WHAT THE EXERCISE ASKS. Take every line from the listing below that includes "JSON" and copy it.

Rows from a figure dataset
* * * * * * * * *
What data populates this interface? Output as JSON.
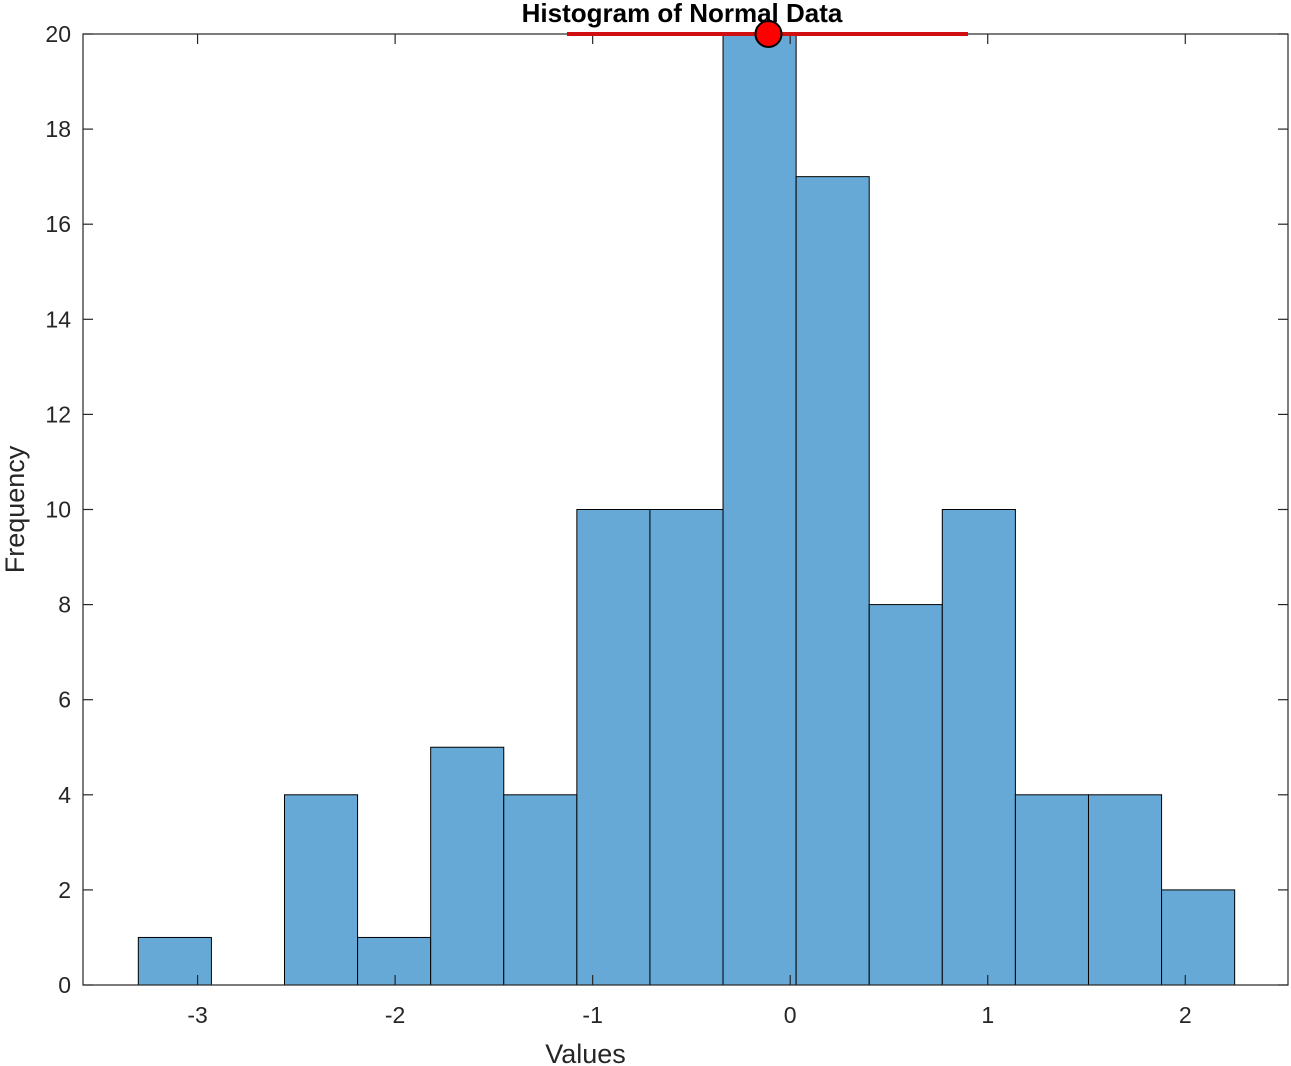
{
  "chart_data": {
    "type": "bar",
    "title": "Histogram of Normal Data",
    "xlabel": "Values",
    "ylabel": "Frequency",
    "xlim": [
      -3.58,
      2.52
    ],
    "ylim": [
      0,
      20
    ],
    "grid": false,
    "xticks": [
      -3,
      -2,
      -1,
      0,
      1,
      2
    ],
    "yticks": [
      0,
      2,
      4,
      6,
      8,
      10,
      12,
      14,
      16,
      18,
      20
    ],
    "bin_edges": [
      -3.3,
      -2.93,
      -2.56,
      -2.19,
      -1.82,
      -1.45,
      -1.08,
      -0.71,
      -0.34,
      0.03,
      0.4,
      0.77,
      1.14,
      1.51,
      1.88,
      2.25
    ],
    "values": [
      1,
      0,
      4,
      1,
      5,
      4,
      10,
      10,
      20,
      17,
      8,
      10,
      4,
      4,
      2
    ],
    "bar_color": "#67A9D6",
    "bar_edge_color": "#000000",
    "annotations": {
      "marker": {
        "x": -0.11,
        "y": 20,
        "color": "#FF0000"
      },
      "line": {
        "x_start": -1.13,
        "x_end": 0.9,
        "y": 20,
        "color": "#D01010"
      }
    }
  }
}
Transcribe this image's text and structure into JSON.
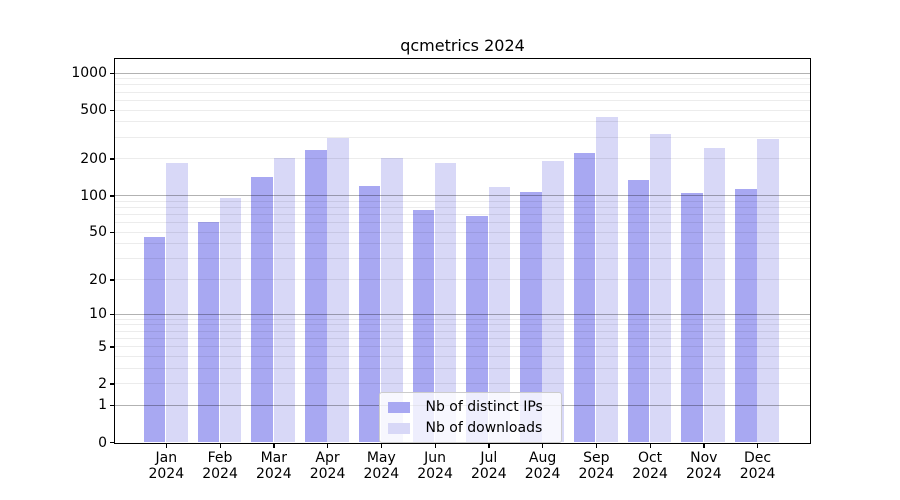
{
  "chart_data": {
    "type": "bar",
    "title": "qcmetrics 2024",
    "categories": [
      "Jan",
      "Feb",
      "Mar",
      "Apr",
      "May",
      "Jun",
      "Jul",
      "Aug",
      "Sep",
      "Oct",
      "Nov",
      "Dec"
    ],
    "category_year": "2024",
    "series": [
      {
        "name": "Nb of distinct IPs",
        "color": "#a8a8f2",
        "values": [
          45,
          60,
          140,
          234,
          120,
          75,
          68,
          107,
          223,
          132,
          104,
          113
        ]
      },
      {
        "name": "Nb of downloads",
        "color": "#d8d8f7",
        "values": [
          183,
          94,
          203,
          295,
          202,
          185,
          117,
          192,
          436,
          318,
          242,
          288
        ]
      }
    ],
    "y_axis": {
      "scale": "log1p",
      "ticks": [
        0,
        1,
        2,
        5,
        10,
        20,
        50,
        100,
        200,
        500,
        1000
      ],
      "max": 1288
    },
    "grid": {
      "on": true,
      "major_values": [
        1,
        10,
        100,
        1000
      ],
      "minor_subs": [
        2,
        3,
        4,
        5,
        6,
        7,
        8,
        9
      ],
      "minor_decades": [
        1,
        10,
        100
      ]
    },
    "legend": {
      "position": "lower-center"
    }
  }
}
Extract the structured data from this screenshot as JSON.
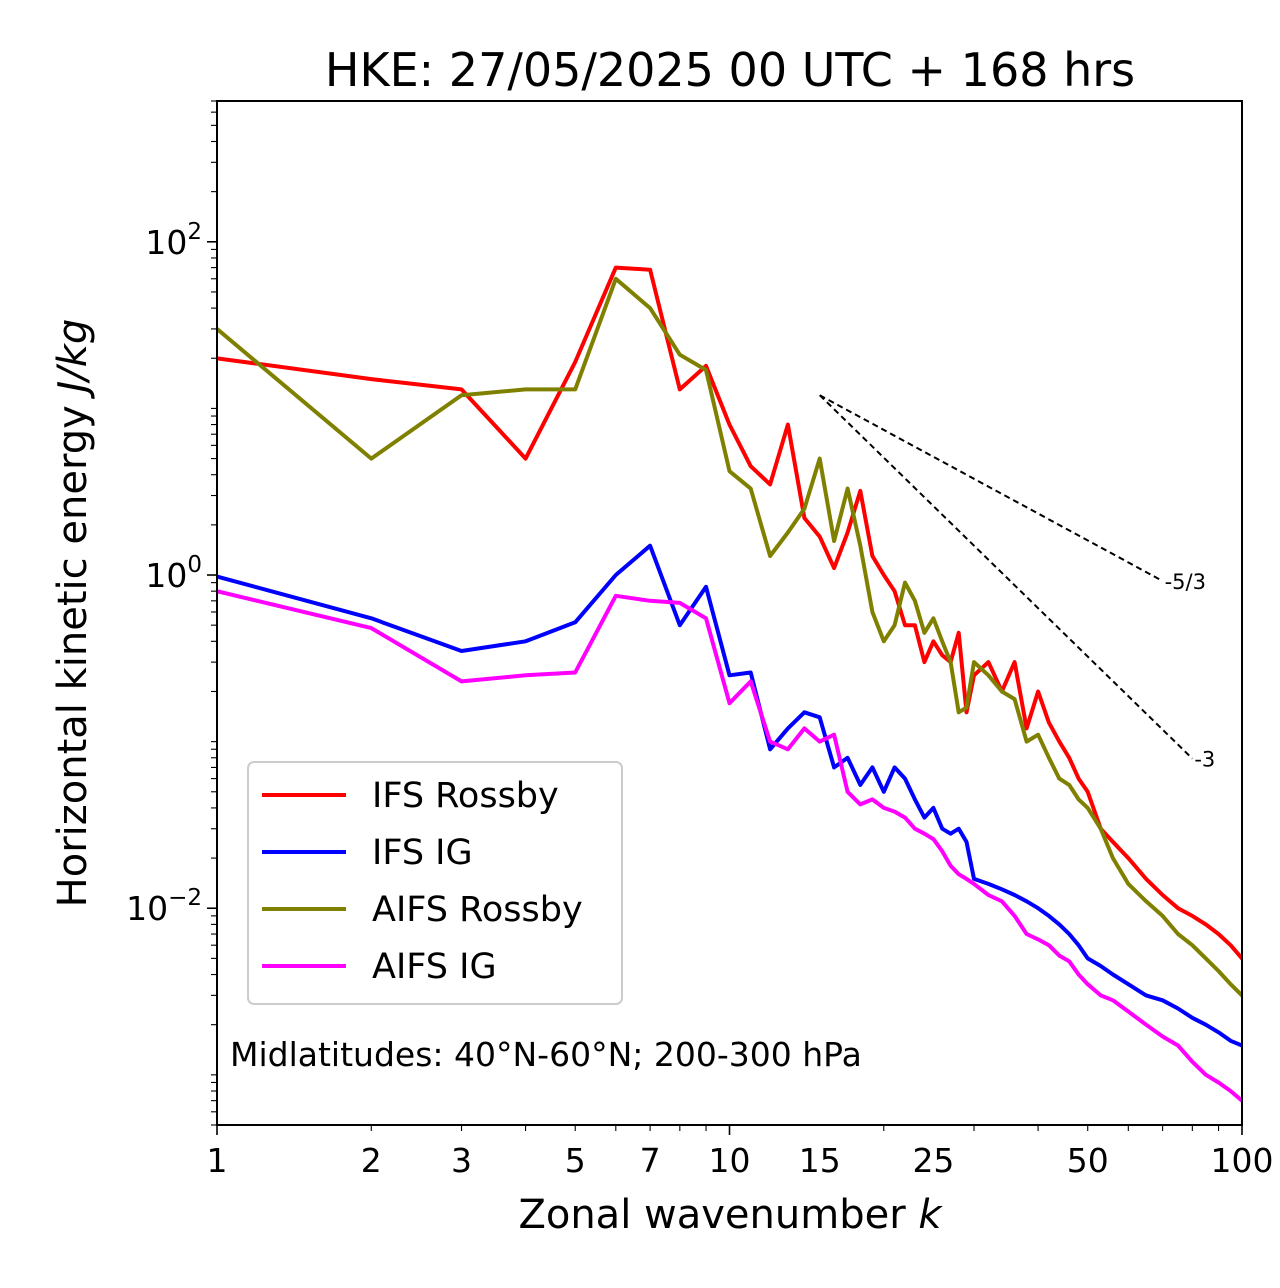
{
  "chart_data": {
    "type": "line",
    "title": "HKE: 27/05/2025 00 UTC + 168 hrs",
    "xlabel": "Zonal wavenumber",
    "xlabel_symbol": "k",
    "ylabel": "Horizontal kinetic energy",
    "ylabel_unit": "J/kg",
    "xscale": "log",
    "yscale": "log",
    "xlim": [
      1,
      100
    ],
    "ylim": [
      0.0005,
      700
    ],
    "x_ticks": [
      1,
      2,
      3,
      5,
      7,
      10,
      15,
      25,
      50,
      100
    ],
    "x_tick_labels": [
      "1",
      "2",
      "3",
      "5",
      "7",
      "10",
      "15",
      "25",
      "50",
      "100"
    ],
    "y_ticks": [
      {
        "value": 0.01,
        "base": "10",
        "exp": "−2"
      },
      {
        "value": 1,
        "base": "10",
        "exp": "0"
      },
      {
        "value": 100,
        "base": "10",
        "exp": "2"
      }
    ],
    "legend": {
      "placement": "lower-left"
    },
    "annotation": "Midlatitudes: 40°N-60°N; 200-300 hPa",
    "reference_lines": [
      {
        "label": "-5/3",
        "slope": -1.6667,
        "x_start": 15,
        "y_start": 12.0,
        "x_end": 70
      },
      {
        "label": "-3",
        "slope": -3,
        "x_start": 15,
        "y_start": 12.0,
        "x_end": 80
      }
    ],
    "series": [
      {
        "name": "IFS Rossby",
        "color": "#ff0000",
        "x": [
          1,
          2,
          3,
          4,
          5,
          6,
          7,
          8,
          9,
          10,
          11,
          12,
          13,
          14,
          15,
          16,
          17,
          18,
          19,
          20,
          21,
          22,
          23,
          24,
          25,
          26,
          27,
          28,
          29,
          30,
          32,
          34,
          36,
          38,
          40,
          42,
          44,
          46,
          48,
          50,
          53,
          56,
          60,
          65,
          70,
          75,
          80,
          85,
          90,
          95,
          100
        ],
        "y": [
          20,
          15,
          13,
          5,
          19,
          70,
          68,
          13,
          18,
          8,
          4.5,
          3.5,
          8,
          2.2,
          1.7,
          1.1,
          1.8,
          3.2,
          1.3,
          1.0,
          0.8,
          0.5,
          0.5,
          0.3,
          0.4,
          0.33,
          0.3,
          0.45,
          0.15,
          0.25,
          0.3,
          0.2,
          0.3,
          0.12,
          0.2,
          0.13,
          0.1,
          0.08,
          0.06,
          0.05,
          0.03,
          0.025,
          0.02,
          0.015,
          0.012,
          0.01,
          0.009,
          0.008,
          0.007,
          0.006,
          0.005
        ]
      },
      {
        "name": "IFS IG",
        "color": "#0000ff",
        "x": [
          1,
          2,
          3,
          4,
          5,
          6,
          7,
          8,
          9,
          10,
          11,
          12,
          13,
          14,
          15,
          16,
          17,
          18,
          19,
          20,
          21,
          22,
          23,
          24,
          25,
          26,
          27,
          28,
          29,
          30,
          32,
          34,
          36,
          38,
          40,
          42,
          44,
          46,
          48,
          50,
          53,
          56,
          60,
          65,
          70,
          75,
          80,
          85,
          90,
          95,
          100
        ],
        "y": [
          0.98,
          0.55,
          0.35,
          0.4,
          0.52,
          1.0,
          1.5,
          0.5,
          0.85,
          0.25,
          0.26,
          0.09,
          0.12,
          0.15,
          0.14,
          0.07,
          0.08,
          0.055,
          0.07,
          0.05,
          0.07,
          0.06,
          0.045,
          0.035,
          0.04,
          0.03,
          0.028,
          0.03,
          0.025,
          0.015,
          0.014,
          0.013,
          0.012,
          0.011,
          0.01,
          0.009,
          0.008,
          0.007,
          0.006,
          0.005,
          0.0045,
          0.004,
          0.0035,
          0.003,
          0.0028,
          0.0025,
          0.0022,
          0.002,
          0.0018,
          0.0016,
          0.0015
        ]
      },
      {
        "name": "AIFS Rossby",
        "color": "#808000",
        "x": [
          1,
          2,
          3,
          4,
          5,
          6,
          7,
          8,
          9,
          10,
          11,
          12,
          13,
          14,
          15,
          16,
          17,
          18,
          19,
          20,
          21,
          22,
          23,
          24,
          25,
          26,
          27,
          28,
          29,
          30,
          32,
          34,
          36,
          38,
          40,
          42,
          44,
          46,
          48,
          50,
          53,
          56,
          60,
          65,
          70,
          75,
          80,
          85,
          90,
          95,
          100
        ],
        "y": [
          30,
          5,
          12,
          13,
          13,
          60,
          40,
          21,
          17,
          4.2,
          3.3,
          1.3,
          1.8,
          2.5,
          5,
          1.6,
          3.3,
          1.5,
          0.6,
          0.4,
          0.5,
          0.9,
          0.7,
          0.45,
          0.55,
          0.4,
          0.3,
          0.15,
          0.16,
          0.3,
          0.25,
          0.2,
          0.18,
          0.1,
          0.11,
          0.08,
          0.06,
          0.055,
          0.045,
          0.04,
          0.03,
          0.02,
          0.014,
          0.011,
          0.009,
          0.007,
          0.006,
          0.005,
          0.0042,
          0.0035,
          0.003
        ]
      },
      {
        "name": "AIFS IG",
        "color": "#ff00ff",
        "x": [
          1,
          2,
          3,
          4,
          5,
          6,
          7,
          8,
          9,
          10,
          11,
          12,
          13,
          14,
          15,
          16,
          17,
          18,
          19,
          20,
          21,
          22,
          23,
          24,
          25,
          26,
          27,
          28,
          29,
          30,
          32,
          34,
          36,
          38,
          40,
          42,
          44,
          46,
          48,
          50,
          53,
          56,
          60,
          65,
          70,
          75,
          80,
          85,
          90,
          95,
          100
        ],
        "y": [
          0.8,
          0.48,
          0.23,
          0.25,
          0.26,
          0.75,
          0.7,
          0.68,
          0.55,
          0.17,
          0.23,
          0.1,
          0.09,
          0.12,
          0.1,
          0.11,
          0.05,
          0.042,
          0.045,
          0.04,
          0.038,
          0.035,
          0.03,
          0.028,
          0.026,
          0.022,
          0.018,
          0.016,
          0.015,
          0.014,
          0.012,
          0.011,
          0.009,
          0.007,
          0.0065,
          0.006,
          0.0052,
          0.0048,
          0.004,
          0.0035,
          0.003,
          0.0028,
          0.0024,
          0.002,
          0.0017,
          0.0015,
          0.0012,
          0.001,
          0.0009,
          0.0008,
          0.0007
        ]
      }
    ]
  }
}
* * * * * * * * *
FINAL ANSWER.
What data populates this interface? Output as JSON.
Transcribe this image's text and structure into JSON.
Extract the structured data from this screenshot as JSON.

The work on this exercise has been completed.